Render every entry exactly as it appears.

::::::::::

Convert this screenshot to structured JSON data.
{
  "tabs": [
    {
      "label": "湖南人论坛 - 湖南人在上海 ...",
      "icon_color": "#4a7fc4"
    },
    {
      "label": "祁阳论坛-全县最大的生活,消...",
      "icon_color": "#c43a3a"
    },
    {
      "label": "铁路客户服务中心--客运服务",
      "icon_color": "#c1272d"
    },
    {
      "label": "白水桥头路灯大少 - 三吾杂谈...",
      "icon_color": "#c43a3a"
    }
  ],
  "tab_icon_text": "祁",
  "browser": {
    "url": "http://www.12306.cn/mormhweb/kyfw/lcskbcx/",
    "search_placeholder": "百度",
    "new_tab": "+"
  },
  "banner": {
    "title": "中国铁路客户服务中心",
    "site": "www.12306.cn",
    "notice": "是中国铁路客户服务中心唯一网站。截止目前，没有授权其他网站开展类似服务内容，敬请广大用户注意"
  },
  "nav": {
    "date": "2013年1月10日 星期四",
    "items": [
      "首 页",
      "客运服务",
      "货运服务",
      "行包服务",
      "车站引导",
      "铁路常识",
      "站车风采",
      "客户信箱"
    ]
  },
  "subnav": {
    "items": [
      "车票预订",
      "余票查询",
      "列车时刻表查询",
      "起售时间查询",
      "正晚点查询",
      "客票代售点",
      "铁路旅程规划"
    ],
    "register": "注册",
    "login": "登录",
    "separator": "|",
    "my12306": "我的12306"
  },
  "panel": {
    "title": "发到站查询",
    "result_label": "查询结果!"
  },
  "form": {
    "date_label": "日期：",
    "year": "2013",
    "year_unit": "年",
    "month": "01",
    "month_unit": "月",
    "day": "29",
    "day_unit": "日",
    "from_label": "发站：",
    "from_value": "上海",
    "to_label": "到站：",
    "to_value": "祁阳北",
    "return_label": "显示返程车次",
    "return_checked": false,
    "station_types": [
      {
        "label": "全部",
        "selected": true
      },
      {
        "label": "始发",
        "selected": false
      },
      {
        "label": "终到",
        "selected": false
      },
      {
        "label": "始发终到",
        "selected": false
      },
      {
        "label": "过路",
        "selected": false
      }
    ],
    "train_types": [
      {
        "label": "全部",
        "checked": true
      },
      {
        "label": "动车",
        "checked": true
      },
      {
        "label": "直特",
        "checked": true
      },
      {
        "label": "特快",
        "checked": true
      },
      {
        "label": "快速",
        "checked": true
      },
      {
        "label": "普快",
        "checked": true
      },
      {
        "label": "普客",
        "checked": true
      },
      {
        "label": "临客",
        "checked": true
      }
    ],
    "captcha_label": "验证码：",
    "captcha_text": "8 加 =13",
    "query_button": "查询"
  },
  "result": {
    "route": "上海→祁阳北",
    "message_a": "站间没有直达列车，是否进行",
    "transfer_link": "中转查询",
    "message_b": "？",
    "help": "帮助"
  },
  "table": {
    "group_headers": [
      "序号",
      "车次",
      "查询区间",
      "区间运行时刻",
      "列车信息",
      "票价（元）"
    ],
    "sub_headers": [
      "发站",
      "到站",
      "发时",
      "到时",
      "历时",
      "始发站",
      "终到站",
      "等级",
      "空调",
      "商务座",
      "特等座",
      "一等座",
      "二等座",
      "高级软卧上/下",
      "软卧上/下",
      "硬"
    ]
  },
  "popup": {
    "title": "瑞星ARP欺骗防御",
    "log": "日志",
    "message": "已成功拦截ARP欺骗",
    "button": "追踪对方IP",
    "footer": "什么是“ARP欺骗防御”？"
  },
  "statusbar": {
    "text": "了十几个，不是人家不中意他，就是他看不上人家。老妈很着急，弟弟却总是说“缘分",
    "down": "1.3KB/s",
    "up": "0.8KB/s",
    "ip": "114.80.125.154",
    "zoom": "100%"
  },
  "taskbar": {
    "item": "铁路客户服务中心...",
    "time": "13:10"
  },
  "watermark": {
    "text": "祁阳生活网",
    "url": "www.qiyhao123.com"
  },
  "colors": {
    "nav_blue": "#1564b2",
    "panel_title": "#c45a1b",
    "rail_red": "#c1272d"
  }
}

::::::::::

ANSWER TO THIS EXERCISE =
Convert this screenshot to structured JSON data.
{
  "tabs": [
    {
      "label": "湖南人论坛 - 湖南人在上海 ...",
      "icon_color": "#4a7fc4"
    },
    {
      "label": "祁阳论坛-全县最大的生活,消...",
      "icon_color": "#c43a3a"
    },
    {
      "label": "铁路客户服务中心--客运服务",
      "icon_color": "#c1272d"
    },
    {
      "label": "白水桥头路灯大少 - 三吾杂谈...",
      "icon_color": "#c43a3a"
    }
  ],
  "tab_icon_text": "祁",
  "browser": {
    "url": "http://www.12306.cn/mormhweb/kyfw/lcskbcx/",
    "search_placeholder": "百度",
    "new_tab": "+"
  },
  "banner": {
    "title": "中国铁路客户服务中心",
    "site": "www.12306.cn",
    "notice": "是中国铁路客户服务中心唯一网站。截止目前，没有授权其他网站开展类似服务内容，敬请广大用户注意"
  },
  "nav": {
    "date": "2013年1月10日 星期四",
    "items": [
      "首 页",
      "客运服务",
      "货运服务",
      "行包服务",
      "车站引导",
      "铁路常识",
      "站车风采",
      "客户信箱"
    ]
  },
  "subnav": {
    "items": [
      "车票预订",
      "余票查询",
      "列车时刻表查询",
      "起售时间查询",
      "正晚点查询",
      "客票代售点",
      "铁路旅程规划"
    ],
    "register": "注册",
    "login": "登录",
    "separator": "|",
    "my12306": "我的12306"
  },
  "panel": {
    "title": "发到站查询",
    "result_label": "查询结果!"
  },
  "form": {
    "date_label": "日期：",
    "year": "2013",
    "year_unit": "年",
    "month": "01",
    "month_unit": "月",
    "day": "29",
    "day_unit": "日",
    "from_label": "发站：",
    "from_value": "上海",
    "to_label": "到站：",
    "to_value": "祁阳北",
    "return_label": "显示返程车次",
    "return_checked": false,
    "station_types": [
      {
        "label": "全部",
        "selected": true
      },
      {
        "label": "始发",
        "selected": false
      },
      {
        "label": "终到",
        "selected": false
      },
      {
        "label": "始发终到",
        "selected": false
      },
      {
        "label": "过路",
        "selected": false
      }
    ],
    "train_types": [
      {
        "label": "全部",
        "checked": true
      },
      {
        "label": "动车",
        "checked": true
      },
      {
        "label": "直特",
        "checked": true
      },
      {
        "label": "特快",
        "checked": true
      },
      {
        "label": "快速",
        "checked": true
      },
      {
        "label": "普快",
        "checked": true
      },
      {
        "label": "普客",
        "checked": true
      },
      {
        "label": "临客",
        "checked": true
      }
    ],
    "captcha_label": "验证码：",
    "captcha_text": "8 加 =13",
    "query_button": "查询"
  },
  "result": {
    "route": "上海→祁阳北",
    "message_a": "站间没有直达列车，是否进行",
    "transfer_link": "中转查询",
    "message_b": "？",
    "help": "帮助"
  },
  "table": {
    "group_headers": [
      "序号",
      "车次",
      "查询区间",
      "区间运行时刻",
      "列车信息",
      "票价（元）"
    ],
    "sub_headers": [
      "发站",
      "到站",
      "发时",
      "到时",
      "历时",
      "始发站",
      "终到站",
      "等级",
      "空调",
      "商务座",
      "特等座",
      "一等座",
      "二等座",
      "高级软卧上/下",
      "软卧上/下",
      "硬"
    ]
  },
  "popup": {
    "title": "瑞星ARP欺骗防御",
    "log": "日志",
    "message": "已成功拦截ARP欺骗",
    "button": "追踪对方IP",
    "footer": "什么是“ARP欺骗防御”？"
  },
  "statusbar": {
    "text": "了十几个，不是人家不中意他，就是他看不上人家。老妈很着急，弟弟却总是说“缘分",
    "down": "1.3KB/s",
    "up": "0.8KB/s",
    "ip": "114.80.125.154",
    "zoom": "100%"
  },
  "taskbar": {
    "item": "铁路客户服务中心...",
    "time": "13:10"
  },
  "watermark": {
    "text": "祁阳生活网",
    "url": "www.qiyhao123.com"
  },
  "colors": {
    "nav_blue": "#1564b2",
    "panel_title": "#c45a1b",
    "rail_red": "#c1272d"
  }
}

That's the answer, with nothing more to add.